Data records
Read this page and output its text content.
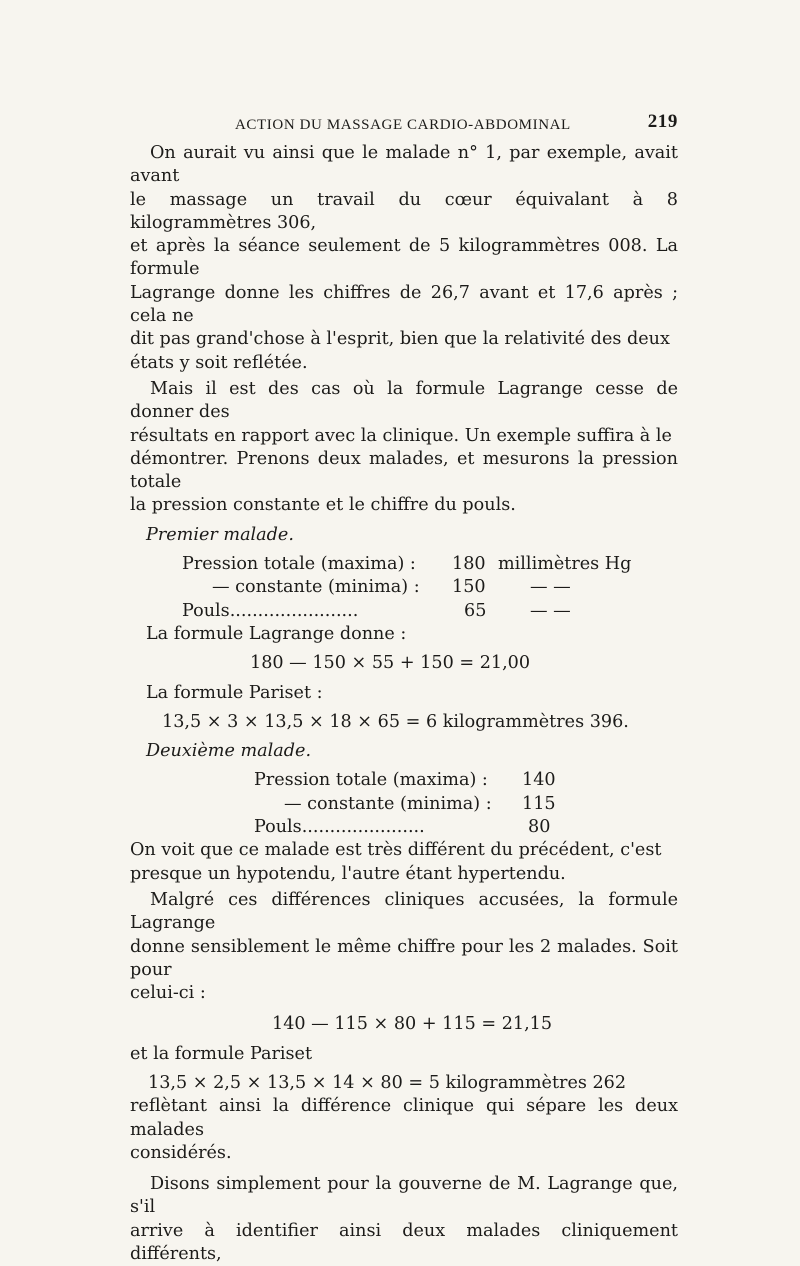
ACTION DU MASSAGE CARDIO-ABDOMINAL	219

On aurait vu ainsi que le malade n° 1, par exemple, avait avant

le massage un travail du cœur équivalant à 8 kilogrammètres 306,

et après la séance seulement de 5 kilogrammètres 008. La formule

Lagrange donne les chiffres de 26,7 avant et 17,6 après ; cela ne

dit pas grand'chose à l'esprit, bien que la relativité des deux

états y soit reflétée.

Mais il est des cas où la formule Lagrange cesse de donner des

résultats en rapport avec la clinique. Un exemple suffira à le

démontrer. Prenons deux malades, et mesurons la pression totale

la pression constante et le chiffre du pouls.

Premier malade.
Pression totale (maxima) : 180 millimètres Hg
— constante (minima) : 150	— —
Pouls.......................	65 — —

La formule Lagrange donne :

180 — 150 × 55 + 150 = 21,00

La formule Pariset :

13,5 × 3 × 13,5 × 18 × 65 = 6 kilogrammètres 396.
Deuxième malade.
Pression totale (maxima) : 140
— constante (minima) : 115
Pouls......................	80

On voit que ce malade est très différent du précédent, c'est

presque un hypotendu, l'autre étant hypertendu.

Malgré ces différences cliniques accusées, la formule Lagrange

donne sensiblement le même chiffre pour les 2 malades. Soit pour

celui-ci :

140 — 115 × 80 + 115 = 21,15

et la formule Pariset

13,5 × 2,5 × 13,5 × 14 × 80 = 5 kilogrammètres 262

reflètant ainsi la différence clinique qui sépare les deux malades

considérés.

Disons simplement pour la gouverne de M. Lagrange que, s'il

arrive à identifier ainsi deux malades cliniquement différents,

WHAT IS NEEDED:
Copy out every line of the data that includes "constante".

COMPLETE OUTPUT:
la pression constante et le chiffre du pouls.
— constante (minima) : 150	— —
— constante (minima) : 115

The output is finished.